Task to carry out:
Print exactly the lines from the one containing "Transcribe the text in this document." through the last line of the listing, both included.

++++ Raw data

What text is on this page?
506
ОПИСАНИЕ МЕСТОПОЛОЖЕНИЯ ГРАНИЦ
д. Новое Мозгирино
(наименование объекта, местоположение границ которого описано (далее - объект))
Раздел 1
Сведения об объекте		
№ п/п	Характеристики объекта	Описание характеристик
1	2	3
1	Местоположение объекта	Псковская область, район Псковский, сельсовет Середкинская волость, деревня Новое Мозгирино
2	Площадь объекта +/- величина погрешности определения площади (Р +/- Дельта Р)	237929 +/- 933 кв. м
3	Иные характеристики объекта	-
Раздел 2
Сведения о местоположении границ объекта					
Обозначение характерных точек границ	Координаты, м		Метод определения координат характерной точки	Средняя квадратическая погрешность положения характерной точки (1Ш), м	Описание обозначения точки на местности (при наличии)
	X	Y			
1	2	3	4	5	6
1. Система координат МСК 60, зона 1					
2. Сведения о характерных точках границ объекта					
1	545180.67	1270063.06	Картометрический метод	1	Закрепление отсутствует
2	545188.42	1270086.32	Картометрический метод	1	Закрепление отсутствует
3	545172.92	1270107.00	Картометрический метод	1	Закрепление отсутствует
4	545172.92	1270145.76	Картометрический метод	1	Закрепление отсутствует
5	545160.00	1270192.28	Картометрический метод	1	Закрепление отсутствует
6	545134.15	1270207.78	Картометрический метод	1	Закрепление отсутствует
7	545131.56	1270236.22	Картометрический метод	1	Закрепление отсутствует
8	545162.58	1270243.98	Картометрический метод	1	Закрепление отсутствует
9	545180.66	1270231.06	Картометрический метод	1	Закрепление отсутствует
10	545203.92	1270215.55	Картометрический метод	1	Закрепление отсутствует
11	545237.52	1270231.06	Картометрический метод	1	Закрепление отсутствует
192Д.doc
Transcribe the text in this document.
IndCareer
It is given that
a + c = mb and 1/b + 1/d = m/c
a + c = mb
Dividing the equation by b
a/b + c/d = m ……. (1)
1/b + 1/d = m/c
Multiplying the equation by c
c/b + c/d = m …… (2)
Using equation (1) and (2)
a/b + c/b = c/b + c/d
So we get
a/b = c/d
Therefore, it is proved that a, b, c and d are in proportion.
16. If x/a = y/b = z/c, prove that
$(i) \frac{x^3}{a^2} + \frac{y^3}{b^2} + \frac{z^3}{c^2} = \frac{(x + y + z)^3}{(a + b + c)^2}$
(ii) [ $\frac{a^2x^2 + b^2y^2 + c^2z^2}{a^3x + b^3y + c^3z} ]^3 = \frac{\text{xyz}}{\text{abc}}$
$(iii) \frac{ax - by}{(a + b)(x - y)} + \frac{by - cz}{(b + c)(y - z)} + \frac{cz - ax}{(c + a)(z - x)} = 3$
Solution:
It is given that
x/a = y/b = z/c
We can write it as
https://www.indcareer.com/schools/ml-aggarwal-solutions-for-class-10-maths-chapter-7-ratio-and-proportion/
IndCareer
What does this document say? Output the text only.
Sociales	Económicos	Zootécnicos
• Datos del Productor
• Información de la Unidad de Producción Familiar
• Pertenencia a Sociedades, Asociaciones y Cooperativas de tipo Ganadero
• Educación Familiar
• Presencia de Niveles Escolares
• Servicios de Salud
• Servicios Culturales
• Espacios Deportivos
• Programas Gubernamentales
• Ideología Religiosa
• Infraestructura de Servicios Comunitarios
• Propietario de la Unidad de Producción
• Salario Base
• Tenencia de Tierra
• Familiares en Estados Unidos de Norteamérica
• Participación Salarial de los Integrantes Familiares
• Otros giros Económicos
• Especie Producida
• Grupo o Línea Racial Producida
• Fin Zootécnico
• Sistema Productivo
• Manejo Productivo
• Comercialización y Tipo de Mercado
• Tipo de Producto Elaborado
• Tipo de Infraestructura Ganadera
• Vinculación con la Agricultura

++++++++

Answer:
Transcribe the text in this document.
IndCareer
It is given that
a + c = mb and 1/b + 1/d = m/c
a + c = mb
Dividing the equation by b
a/b + c/d = m ……. (1)
1/b + 1/d = m/c
Multiplying the equation by c
c/b + c/d = m …… (2)
Using equation (1) and (2)
a/b + c/b = c/b + c/d
So we get
a/b = c/d
Therefore, it is proved that a, b, c and d are in proportion.
16. If x/a = y/b = z/c, prove that
$(i) \frac{x^3}{a^2} + \frac{y^3}{b^2} + \frac{z^3}{c^2} = \frac{(x + y + z)^3}{(a + b + c)^2}$
(ii) [ $\frac{a^2x^2 + b^2y^2 + c^2z^2}{a^3x + b^3y + c^3z} ]^3 = \frac{\text{xyz}}{\text{abc}}$
$(iii) \frac{ax - by}{(a + b)(x - y)} + \frac{by - cz}{(b + c)(y - z)} + \frac{cz - ax}{(c + a)(z - x)} = 3$
Solution:
It is given that
x/a = y/b = z/c
We can write it as
https://www.indcareer.com/schools/ml-aggarwal-solutions-for-class-10-maths-chapter-7-ratio-and-proportion/
IndCareer
What does this document say? Output the text only.
Sociales	Económicos	Zootécnicos
• Datos del Productor
• Información de la Unidad de Producción Familiar
• Pertenencia a Sociedades, Asociaciones y Cooperativas de tipo Ganadero
• Educación Familiar
• Presencia de Niveles Escolares
• Servicios de Salud
• Servicios Culturales
• Espacios Deportivos
• Programas Gubernamentales
• Ideología Religiosa
• Infraestructura de Servicios Comunitarios
• Propietario de la Unidad de Producción
• Salario Base
• Tenencia de Tierra
• Familiares en Estados Unidos de Norteamérica
• Participación Salarial de los Integrantes Familiares
• Otros giros Económicos
• Especie Producida
• Grupo o Línea Racial Producida
• Fin Zootécnico
• Sistema Productivo
• Manejo Productivo
• Comercialización y Tipo de Mercado
• Tipo de Producto Elaborado
• Tipo de Infraestructura Ganadera
• Vinculación con la Agricultura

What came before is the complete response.